BEGIN DATA EXTRACT

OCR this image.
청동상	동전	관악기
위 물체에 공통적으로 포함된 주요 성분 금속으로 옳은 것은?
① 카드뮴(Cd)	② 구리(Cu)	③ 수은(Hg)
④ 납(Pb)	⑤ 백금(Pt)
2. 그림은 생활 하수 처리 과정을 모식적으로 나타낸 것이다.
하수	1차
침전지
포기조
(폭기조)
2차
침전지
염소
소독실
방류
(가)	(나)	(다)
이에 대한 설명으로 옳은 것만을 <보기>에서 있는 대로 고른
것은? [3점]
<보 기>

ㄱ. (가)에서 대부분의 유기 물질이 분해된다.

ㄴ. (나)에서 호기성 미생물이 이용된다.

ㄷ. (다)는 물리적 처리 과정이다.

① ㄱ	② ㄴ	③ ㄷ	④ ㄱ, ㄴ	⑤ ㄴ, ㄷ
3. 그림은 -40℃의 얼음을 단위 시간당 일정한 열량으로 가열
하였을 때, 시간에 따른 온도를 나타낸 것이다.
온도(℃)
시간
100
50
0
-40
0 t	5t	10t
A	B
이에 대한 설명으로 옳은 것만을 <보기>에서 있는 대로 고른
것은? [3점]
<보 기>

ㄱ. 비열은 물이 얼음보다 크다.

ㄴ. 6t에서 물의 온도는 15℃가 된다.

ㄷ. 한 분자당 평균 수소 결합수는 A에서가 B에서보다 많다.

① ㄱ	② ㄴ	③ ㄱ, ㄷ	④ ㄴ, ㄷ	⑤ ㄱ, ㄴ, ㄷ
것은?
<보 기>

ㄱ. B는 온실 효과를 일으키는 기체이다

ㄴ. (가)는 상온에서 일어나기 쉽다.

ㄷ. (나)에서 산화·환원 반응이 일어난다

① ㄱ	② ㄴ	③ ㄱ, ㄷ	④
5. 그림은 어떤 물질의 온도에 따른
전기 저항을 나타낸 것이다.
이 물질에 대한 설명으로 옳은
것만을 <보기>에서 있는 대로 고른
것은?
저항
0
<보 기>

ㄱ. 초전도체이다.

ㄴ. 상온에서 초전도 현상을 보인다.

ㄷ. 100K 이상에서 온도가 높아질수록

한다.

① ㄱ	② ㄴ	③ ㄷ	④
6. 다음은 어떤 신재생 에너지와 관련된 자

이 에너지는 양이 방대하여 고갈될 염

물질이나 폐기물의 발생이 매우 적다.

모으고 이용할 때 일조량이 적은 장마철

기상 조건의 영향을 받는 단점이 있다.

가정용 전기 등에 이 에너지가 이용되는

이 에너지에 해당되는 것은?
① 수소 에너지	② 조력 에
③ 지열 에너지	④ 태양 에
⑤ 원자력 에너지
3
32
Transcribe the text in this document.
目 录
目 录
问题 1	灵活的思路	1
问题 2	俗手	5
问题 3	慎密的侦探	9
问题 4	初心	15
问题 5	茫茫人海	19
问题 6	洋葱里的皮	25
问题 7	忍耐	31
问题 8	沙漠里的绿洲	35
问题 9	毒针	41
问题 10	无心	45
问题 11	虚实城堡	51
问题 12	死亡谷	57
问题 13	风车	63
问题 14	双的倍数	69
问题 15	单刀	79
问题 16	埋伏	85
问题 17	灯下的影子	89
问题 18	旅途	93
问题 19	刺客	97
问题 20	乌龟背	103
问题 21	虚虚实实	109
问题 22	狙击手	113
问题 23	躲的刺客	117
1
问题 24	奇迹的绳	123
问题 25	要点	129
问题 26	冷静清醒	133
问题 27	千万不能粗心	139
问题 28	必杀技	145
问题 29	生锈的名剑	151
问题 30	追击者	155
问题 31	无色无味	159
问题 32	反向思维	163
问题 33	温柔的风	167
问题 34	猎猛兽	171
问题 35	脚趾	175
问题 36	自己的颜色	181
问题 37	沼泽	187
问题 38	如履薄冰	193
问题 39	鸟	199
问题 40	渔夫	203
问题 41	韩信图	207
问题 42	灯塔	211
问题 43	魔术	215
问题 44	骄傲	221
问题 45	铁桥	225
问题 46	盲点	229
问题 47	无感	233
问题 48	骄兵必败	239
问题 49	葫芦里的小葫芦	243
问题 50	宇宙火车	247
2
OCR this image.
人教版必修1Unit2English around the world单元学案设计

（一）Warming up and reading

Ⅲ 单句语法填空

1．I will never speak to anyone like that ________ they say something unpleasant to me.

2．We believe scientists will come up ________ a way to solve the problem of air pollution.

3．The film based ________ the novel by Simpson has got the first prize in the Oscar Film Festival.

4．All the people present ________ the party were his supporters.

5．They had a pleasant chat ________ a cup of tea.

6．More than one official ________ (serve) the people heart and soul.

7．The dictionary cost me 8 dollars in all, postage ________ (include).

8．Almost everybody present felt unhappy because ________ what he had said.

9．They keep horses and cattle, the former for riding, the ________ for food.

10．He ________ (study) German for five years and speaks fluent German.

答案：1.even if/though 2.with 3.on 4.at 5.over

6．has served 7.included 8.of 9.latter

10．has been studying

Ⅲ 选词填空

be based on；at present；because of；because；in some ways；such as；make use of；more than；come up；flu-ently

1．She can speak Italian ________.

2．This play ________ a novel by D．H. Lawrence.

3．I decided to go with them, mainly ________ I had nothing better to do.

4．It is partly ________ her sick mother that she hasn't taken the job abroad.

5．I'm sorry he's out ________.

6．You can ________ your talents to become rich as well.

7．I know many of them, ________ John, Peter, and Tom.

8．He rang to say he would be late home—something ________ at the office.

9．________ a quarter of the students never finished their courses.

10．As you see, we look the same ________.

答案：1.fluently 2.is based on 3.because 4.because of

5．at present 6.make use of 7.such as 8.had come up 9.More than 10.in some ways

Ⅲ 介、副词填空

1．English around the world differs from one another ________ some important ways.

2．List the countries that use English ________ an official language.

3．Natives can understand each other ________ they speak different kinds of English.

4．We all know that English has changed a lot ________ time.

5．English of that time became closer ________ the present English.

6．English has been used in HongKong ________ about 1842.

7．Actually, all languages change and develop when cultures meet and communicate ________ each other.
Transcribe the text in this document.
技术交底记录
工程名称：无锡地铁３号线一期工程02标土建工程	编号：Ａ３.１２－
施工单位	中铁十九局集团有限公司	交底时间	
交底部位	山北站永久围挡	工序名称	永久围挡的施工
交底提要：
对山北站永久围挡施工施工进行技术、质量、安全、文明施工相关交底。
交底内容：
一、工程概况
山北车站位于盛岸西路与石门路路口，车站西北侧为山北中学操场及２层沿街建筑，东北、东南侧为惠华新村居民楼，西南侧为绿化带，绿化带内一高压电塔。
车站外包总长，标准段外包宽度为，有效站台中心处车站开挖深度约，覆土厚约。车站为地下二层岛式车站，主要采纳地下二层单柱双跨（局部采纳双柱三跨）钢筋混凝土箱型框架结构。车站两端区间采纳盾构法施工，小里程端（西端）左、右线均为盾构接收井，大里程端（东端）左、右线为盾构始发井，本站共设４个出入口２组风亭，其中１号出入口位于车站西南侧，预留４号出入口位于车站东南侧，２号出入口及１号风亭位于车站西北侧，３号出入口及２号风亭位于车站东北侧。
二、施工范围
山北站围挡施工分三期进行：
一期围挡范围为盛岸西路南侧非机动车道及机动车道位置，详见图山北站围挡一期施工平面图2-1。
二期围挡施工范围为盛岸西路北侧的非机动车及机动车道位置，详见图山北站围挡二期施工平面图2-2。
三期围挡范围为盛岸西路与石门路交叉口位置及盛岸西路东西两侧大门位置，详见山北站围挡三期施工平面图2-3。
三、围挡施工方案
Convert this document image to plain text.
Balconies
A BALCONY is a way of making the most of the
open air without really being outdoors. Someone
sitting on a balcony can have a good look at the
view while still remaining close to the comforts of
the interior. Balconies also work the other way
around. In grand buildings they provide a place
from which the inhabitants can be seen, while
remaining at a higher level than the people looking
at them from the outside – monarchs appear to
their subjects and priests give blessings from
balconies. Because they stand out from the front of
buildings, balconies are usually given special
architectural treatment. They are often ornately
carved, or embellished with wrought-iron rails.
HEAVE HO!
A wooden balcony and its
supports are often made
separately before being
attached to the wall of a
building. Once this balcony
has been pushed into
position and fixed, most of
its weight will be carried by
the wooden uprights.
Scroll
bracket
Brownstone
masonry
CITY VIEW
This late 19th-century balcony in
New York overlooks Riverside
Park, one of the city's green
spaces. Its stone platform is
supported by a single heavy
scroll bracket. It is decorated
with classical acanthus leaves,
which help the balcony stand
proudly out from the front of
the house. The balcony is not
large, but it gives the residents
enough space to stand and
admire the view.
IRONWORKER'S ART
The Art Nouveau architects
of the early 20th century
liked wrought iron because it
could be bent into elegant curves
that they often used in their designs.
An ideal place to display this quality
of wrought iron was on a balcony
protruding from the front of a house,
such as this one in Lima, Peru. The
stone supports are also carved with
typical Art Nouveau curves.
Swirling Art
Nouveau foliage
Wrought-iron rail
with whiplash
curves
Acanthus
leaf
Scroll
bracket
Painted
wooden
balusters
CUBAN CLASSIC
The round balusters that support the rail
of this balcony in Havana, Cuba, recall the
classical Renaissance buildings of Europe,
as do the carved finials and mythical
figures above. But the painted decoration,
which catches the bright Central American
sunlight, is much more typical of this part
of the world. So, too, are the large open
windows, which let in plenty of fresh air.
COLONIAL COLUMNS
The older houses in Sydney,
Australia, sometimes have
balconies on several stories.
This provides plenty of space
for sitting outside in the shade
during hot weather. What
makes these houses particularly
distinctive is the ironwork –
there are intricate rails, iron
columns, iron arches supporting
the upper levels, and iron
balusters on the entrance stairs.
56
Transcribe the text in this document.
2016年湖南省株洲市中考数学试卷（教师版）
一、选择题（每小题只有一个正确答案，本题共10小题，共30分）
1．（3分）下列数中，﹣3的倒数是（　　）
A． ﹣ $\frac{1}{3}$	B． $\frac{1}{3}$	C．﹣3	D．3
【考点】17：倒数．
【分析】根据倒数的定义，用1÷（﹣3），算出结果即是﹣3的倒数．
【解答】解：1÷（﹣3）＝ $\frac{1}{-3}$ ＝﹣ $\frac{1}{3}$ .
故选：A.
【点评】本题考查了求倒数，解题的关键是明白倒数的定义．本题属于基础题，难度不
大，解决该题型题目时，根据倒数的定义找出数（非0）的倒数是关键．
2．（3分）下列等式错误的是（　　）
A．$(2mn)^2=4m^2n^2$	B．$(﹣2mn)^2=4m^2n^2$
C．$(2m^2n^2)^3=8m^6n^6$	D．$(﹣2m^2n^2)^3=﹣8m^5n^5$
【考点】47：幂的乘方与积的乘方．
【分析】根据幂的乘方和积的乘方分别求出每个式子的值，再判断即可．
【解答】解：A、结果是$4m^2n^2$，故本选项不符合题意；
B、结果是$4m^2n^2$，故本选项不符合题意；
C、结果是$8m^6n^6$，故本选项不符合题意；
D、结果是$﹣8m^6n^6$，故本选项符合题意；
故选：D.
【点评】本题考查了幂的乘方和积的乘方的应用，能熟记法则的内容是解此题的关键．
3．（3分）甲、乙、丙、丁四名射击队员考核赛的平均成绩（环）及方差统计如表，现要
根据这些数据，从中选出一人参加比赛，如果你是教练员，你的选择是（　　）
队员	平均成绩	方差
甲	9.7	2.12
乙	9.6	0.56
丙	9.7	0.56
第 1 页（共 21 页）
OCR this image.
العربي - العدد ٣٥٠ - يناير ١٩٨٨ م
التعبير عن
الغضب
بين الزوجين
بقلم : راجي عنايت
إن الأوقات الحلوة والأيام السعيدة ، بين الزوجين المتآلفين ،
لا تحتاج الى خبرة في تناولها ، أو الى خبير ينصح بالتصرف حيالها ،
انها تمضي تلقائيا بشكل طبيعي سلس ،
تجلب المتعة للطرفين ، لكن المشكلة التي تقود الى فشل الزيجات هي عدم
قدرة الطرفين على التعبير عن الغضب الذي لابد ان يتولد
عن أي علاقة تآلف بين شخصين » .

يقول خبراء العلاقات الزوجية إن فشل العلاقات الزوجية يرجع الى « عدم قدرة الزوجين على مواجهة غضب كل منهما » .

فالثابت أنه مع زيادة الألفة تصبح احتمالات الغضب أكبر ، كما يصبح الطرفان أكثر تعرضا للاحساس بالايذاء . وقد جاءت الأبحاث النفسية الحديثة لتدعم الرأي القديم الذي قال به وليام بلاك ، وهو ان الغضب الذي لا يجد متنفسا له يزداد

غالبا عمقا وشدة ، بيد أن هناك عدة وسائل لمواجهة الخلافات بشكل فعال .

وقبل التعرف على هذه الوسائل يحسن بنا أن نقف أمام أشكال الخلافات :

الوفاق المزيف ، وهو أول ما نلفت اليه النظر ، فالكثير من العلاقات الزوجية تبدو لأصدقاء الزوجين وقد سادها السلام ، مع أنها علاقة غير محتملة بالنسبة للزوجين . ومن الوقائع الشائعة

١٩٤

END DATA EXTRACT

# TASK OBJECTIVE
Copy down every line of the entries containing the word "often".

# EXERCISE SOLUTION
architectural treatment. They are often ornately
supports are often made
that they often used in their designs.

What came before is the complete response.